WHAT YOU NEED TO DO »
Retype the listing that follows, word for word.
━━━ DATA PROVIDED
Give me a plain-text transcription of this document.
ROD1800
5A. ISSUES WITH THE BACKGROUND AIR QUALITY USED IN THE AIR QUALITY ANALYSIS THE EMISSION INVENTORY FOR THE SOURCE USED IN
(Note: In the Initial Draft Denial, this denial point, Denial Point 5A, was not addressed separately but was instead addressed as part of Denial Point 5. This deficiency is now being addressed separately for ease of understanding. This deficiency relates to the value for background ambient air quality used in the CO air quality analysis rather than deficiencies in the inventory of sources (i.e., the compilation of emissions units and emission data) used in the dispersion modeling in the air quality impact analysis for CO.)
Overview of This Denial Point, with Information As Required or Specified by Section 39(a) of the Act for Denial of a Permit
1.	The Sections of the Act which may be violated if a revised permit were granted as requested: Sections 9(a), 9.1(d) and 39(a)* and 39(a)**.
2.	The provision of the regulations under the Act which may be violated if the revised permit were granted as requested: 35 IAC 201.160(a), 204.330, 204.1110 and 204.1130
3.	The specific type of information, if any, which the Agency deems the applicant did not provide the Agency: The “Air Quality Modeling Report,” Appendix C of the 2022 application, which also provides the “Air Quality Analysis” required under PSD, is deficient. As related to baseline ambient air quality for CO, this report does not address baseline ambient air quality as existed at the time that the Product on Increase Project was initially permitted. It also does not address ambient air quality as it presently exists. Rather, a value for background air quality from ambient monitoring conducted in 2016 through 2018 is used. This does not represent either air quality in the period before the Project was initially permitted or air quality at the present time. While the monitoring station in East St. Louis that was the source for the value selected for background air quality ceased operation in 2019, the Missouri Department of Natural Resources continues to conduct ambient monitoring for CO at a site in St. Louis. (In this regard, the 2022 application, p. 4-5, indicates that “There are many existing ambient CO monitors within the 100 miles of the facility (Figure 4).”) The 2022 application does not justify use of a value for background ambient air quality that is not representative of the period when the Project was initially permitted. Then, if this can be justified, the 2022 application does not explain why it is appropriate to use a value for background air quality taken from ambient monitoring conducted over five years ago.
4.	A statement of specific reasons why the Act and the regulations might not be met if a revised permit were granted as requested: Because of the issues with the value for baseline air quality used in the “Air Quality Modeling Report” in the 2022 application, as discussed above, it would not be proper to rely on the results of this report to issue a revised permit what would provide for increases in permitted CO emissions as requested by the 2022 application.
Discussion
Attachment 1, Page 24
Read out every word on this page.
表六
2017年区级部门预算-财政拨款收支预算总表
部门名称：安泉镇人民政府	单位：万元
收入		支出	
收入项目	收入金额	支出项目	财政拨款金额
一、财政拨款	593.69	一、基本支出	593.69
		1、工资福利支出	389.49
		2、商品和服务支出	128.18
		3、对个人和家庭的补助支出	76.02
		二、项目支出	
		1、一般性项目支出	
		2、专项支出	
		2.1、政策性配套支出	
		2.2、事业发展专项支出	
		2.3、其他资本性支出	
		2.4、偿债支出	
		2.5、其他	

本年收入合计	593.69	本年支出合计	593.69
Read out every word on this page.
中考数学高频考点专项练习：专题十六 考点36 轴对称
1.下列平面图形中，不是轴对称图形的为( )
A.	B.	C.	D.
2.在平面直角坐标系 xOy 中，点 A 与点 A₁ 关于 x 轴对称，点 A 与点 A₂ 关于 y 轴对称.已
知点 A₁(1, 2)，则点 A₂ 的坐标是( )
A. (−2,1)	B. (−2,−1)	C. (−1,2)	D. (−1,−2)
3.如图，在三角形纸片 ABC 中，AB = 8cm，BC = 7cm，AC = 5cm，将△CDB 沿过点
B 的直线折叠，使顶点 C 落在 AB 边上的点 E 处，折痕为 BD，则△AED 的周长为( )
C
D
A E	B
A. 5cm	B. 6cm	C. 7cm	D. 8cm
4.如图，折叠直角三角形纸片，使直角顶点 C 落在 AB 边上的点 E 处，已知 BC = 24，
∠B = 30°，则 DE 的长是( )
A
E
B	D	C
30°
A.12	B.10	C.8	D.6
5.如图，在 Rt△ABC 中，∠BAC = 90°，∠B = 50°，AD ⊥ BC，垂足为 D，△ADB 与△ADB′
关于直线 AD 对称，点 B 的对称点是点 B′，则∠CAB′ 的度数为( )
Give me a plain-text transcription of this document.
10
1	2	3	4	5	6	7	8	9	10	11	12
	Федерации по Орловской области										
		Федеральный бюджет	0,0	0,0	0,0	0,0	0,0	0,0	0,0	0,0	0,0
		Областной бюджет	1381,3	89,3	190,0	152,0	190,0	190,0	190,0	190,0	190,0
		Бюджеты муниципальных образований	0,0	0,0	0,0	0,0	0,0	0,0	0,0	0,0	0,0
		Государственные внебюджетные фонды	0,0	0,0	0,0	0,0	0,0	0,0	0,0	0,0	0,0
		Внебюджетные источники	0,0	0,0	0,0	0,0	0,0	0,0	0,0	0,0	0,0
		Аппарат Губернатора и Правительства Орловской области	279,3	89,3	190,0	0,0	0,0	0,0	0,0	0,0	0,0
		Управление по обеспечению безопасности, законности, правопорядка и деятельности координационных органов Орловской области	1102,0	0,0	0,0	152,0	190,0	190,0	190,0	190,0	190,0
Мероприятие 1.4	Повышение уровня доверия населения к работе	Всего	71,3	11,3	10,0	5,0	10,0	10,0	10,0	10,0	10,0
━━━━━━
TASK RESULT »
Give me a plain-text transcription of this document.
ROD1800
5A. ISSUES WITH THE BACKGROUND AIR QUALITY USED IN THE AIR QUALITY ANALYSIS THE EMISSION INVENTORY FOR THE SOURCE USED IN
(Note: In the Initial Draft Denial, this denial point, Denial Point 5A, was not addressed separately but was instead addressed as part of Denial Point 5. This deficiency is now being addressed separately for ease of understanding. This deficiency relates to the value for background ambient air quality used in the CO air quality analysis rather than deficiencies in the inventory of sources (i.e., the compilation of emissions units and emission data) used in the dispersion modeling in the air quality impact analysis for CO.)
Overview of This Denial Point, with Information As Required or Specified by Section 39(a) of the Act for Denial of a Permit
1.	The Sections of the Act which may be violated if a revised permit were granted as requested: Sections 9(a), 9.1(d) and 39(a)* and 39(a)**.
2.	The provision of the regulations under the Act which may be violated if the revised permit were granted as requested: 35 IAC 201.160(a), 204.330, 204.1110 and 204.1130
3.	The specific type of information, if any, which the Agency deems the applicant did not provide the Agency: The “Air Quality Modeling Report,” Appendix C of the 2022 application, which also provides the “Air Quality Analysis” required under PSD, is deficient. As related to baseline ambient air quality for CO, this report does not address baseline ambient air quality as existed at the time that the Product on Increase Project was initially permitted. It also does not address ambient air quality as it presently exists. Rather, a value for background air quality from ambient monitoring conducted in 2016 through 2018 is used. This does not represent either air quality in the period before the Project was initially permitted or air quality at the present time. While the monitoring station in East St. Louis that was the source for the value selected for background air quality ceased operation in 2019, the Missouri Department of Natural Resources continues to conduct ambient monitoring for CO at a site in St. Louis. (In this regard, the 2022 application, p. 4-5, indicates that “There are many existing ambient CO monitors within the 100 miles of the facility (Figure 4).”) The 2022 application does not justify use of a value for background ambient air quality that is not representative of the period when the Project was initially permitted. Then, if this can be justified, the 2022 application does not explain why it is appropriate to use a value for background air quality taken from ambient monitoring conducted over five years ago.
4.	A statement of specific reasons why the Act and the regulations might not be met if a revised permit were granted as requested: Because of the issues with the value for baseline air quality used in the “Air Quality Modeling Report” in the 2022 application, as discussed above, it would not be proper to rely on the results of this report to issue a revised permit what would provide for increases in permitted CO emissions as requested by the 2022 application.
Discussion
Attachment 1, Page 24
Read out every word on this page.
表六
2017年区级部门预算-财政拨款收支预算总表
部门名称：安泉镇人民政府	单位：万元
收入		支出	
收入项目	收入金额	支出项目	财政拨款金额
一、财政拨款	593.69	一、基本支出	593.69
		1、工资福利支出	389.49
		2、商品和服务支出	128.18
		3、对个人和家庭的补助支出	76.02
		二、项目支出	
		1、一般性项目支出	
		2、专项支出	
		2.1、政策性配套支出	
		2.2、事业发展专项支出	
		2.3、其他资本性支出	
		2.4、偿债支出	
		2.5、其他	

本年收入合计	593.69	本年支出合计	593.69
Read out every word on this page.
中考数学高频考点专项练习：专题十六 考点36 轴对称
1.下列平面图形中，不是轴对称图形的为( )
A.	B.	C.	D.
2.在平面直角坐标系 xOy 中，点 A 与点 A₁ 关于 x 轴对称，点 A 与点 A₂ 关于 y 轴对称.已
知点 A₁(1, 2)，则点 A₂ 的坐标是( )
A. (−2,1)	B. (−2,−1)	C. (−1,2)	D. (−1,−2)
3.如图，在三角形纸片 ABC 中，AB = 8cm，BC = 7cm，AC = 5cm，将△CDB 沿过点
B 的直线折叠，使顶点 C 落在 AB 边上的点 E 处，折痕为 BD，则△AED 的周长为( )
C
D
A E	B
A. 5cm	B. 6cm	C. 7cm	D. 8cm
4.如图，折叠直角三角形纸片，使直角顶点 C 落在 AB 边上的点 E 处，已知 BC = 24，
∠B = 30°，则 DE 的长是( )
A
E
B	D	C
30°
A.12	B.10	C.8	D.6
5.如图，在 Rt△ABC 中，∠BAC = 90°，∠B = 50°，AD ⊥ BC，垂足为 D，△ADB 与△ADB′
关于直线 AD 对称，点 B 的对称点是点 B′，则∠CAB′ 的度数为( )
Give me a plain-text transcription of this document.
10
1	2	3	4	5	6	7	8	9	10	11	12
	Федерации по Орловской области										
		Федеральный бюджет	0,0	0,0	0,0	0,0	0,0	0,0	0,0	0,0	0,0
		Областной бюджет	1381,3	89,3	190,0	152,0	190,0	190,0	190,0	190,0	190,0
		Бюджеты муниципальных образований	0,0	0,0	0,0	0,0	0,0	0,0	0,0	0,0	0,0
		Государственные внебюджетные фонды	0,0	0,0	0,0	0,0	0,0	0,0	0,0	0,0	0,0
		Внебюджетные источники	0,0	0,0	0,0	0,0	0,0	0,0	0,0	0,0	0,0
		Аппарат Губернатора и Правительства Орловской области	279,3	89,3	190,0	0,0	0,0	0,0	0,0	0,0	0,0
		Управление по обеспечению безопасности, законности, правопорядка и деятельности координационных органов Орловской области	1102,0	0,0	0,0	152,0	190,0	190,0	190,0	190,0	190,0
Мероприятие 1.4	Повышение уровня доверия населения к работе	Всего	71,3	11,3	10,0	5,0	10,0	10,0	10,0	10,0	10,0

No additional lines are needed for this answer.